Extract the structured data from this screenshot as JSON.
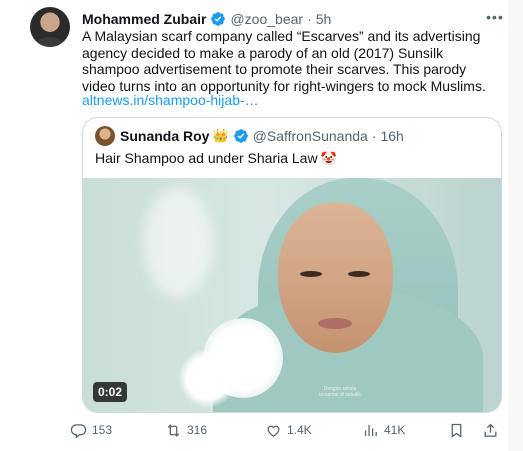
{
  "tweet": {
    "author_name": "Mohammed Zubair",
    "handle": "@zoo_bear",
    "separator": "·",
    "time": "5h",
    "more_icon": "more-icon",
    "text": "A Malaysian scarf company called “Escarves” and its advertising agency decided to make a parody of an old (2017) Sunsilk shampoo advertisement to promote their scarves. This parody video turns into an opportunity for right-wingers to mock Muslims.",
    "link": "altnews.in/shampoo-hijab-…"
  },
  "quote": {
    "author_name": "Sunanda Roy",
    "crown_emoji": "👑",
    "handle": "@SaffronSunanda",
    "separator": "·",
    "time": "16h",
    "text": "Hair Shampoo ad under Sharia Law",
    "emoji": "🤡",
    "video_duration": "0:02",
    "video_caption": "Dengan rahsia tersemat di sebalik"
  },
  "actions": {
    "replies": "153",
    "reposts": "316",
    "likes": "1.4K",
    "views": "41K"
  },
  "colors": {
    "accent": "#1d9bf0",
    "secondary_text": "#536471",
    "border": "#cfd9de"
  }
}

WHAT THIS TASK INVOLVES - Make an exact reproduction of the listing above, without any pictures.

FULL ANSWER -
Extract the structured data from this screenshot as JSON.
{
  "tweet": {
    "author_name": "Mohammed Zubair",
    "handle": "@zoo_bear",
    "separator": "·",
    "time": "5h",
    "more_icon": "more-icon",
    "text": "A Malaysian scarf company called “Escarves” and its advertising agency decided to make a parody of an old (2017) Sunsilk shampoo advertisement to promote their scarves. This parody video turns into an opportunity for right-wingers to mock Muslims.",
    "link": "altnews.in/shampoo-hijab-…"
  },
  "quote": {
    "author_name": "Sunanda Roy",
    "crown_emoji": "👑",
    "handle": "@SaffronSunanda",
    "separator": "·",
    "time": "16h",
    "text": "Hair Shampoo ad under Sharia Law",
    "emoji": "🤡",
    "video_duration": "0:02",
    "video_caption": "Dengan rahsia tersemat di sebalik"
  },
  "actions": {
    "replies": "153",
    "reposts": "316",
    "likes": "1.4K",
    "views": "41K"
  },
  "colors": {
    "accent": "#1d9bf0",
    "secondary_text": "#536471",
    "border": "#cfd9de"
  }
}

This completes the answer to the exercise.